Pull out every line below holding the word "Manufacturing".

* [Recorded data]
..............................

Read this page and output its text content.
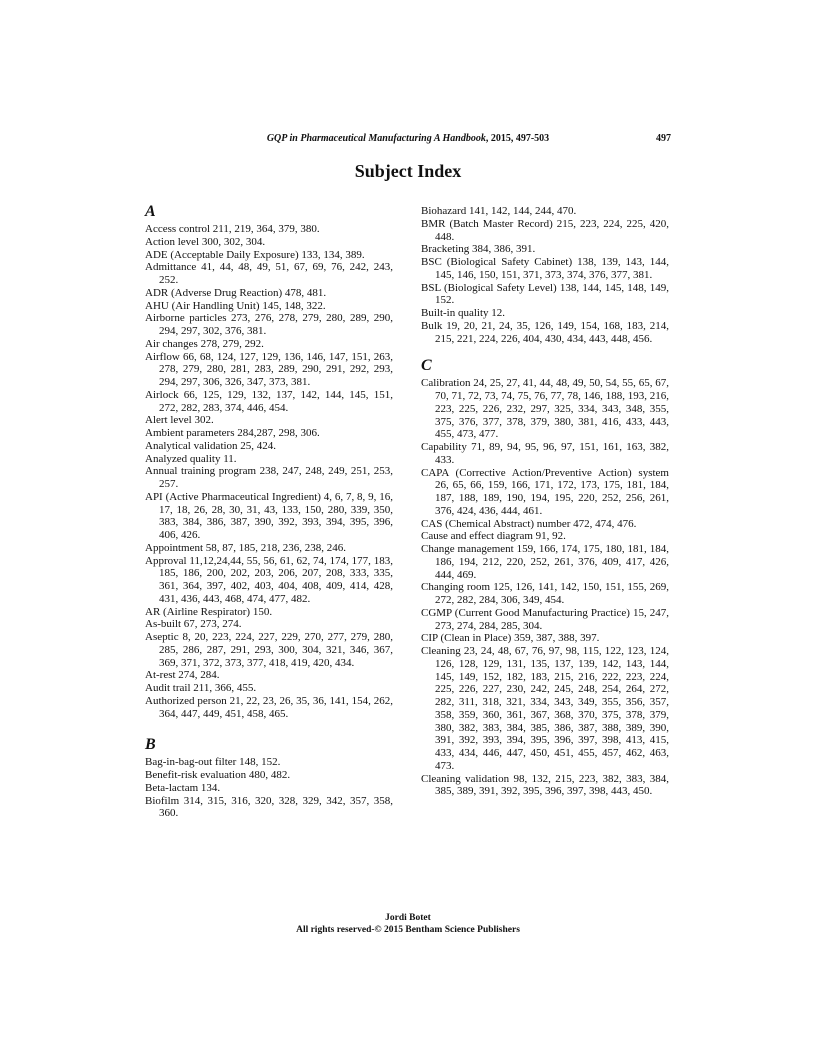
GQP in Pharmaceutical Manufacturing A Handbook, 2015, 497-503	497
Subject Index
A

Access control 211, 219, 364, 379, 380.

Action level 300, 302, 304.

ADE (Acceptable Daily Exposure) 133, 134, 389.

Admittance 41, 44, 48, 49, 51, 67, 69, 76, 242, 243, 252.

ADR (Adverse Drug Reaction) 478, 481.

AHU (Air Handling Unit) 145, 148, 322.

Airborne particles 273, 276, 278, 279, 280, 289, 290, 294, 297, 302, 376, 381.

Air changes 278, 279, 292.

Airflow 66, 68, 124, 127, 129, 136, 146, 147, 151, 263, 278, 279, 280, 281, 283, 289, 290, 291, 292, 293, 294, 297, 306, 326, 347, 373, 381.

Airlock 66, 125, 129, 132, 137, 142, 144, 145, 151, 272, 282, 283, 374, 446, 454.

Alert level 302.

Ambient parameters 284,287, 298, 306.

Analytical validation 25, 424.

Analyzed quality 11.

Annual training program 238, 247, 248, 249, 251, 253, 257.

API (Active Pharmaceutical Ingredient) 4, 6, 7, 8, 9, 16, 17, 18, 26, 28, 30, 31, 43, 133, 150, 280, 339, 350, 383, 384, 386, 387, 390, 392, 393, 394, 395, 396, 406, 426.

Appointment 58, 87, 185, 218, 236, 238, 246.

Approval 11,12,24,44, 55, 56, 61, 62, 74, 174, 177, 183, 185, 186, 200, 202, 203, 206, 207, 208, 333, 335, 361, 364, 397, 402, 403, 404, 408, 409, 414, 428, 431, 436, 443, 468, 474, 477, 482.

AR (Airline Respirator) 150.

As-built 67, 273, 274.

Aseptic 8, 20, 223, 224, 227, 229, 270, 277, 279, 280, 285, 286, 287, 291, 293, 300, 304, 321, 346, 367, 369, 371, 372, 373, 377, 418, 419, 420, 434.

At-rest 274, 284.

Audit trail 211, 366, 455.

Authorized person 21, 22, 23, 26, 35, 36, 141, 154, 262, 364, 447, 449, 451, 458, 465.

B

Bag-in-bag-out filter 148, 152.

Benefit-risk evaluation 480, 482.

Beta-lactam 134.

Biofilm 314, 315, 316, 320, 328, 329, 342, 357, 358, 360.

Biohazard 141, 142, 144, 244, 470.

BMR (Batch Master Record) 215, 223, 224, 225, 420, 448.

Bracketing 384, 386, 391.

BSC (Biological Safety Cabinet) 138, 139, 143, 144, 145, 146, 150, 151, 371, 373, 374, 376, 377, 381.

BSL (Biological Safety Level) 138, 144, 145, 148, 149, 152.

Built-in quality 12.

Bulk 19, 20, 21, 24, 35, 126, 149, 154, 168, 183, 214, 215, 221, 224, 226, 404, 430, 434, 443, 448, 456.

C

Calibration 24, 25, 27, 41, 44, 48, 49, 50, 54, 55, 65, 67, 70, 71, 72, 73, 74, 75, 76, 77, 78, 146, 188, 193, 216, 223, 225, 226, 232, 297, 325, 334, 343, 348, 355, 375, 376, 377, 378, 379, 380, 381, 416, 433, 443, 455, 473, 477.

Capability 71, 89, 94, 95, 96, 97, 151, 161, 163, 382, 433.

CAPA (Corrective Action/Preventive Action) system 26, 65, 66, 159, 166, 171, 172, 173, 175, 181, 184, 187, 188, 189, 190, 194, 195, 220, 252, 256, 261, 376, 424, 436, 444, 461.

CAS (Chemical Abstract) number 472, 474, 476.

Cause and effect diagram 91, 92.

Change management 159, 166, 174, 175, 180, 181, 184, 186, 194, 212, 220, 252, 261, 376, 409, 417, 426, 444, 469.

Changing room 125, 126, 141, 142, 150, 151, 155, 269, 272, 282, 284, 306, 349, 454.

CGMP (Current Good Manufacturing Practice) 15, 247, 273, 274, 284, 285, 304.

CIP (Clean in Place) 359, 387, 388, 397.

Cleaning 23, 24, 48, 67, 76, 97, 98, 115, 122, 123, 124, 126, 128, 129, 131, 135, 137, 139, 142, 143, 144, 145, 149, 152, 182, 183, 215, 216, 222, 223, 224, 225, 226, 227, 230, 242, 245, 248, 254, 264, 272, 282, 311, 318, 321, 334, 343, 349, 355, 356, 357, 358, 359, 360, 361, 367, 368, 370, 375, 378, 379, 380, 382, 383, 384, 385, 386, 387, 388, 389, 390, 391, 392, 393, 394, 395, 396, 397, 398, 413, 415, 433, 434, 446, 447, 450, 451, 455, 457, 462, 463, 473.

Cleaning validation 98, 132, 215, 223, 382, 383, 384, 385, 389, 391, 392, 395, 396, 397, 398, 443, 450.

Jordi Botet
All rights reserved-© 2015 Bentham Science Publishers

..............................

* [Result below]
GQP in Pharmaceutical Manufacturing A Handbook, 2015, 497-503	497
CGMP (Current Good Manufacturing Practice) 15, 247, 273, 274, 284, 285, 304.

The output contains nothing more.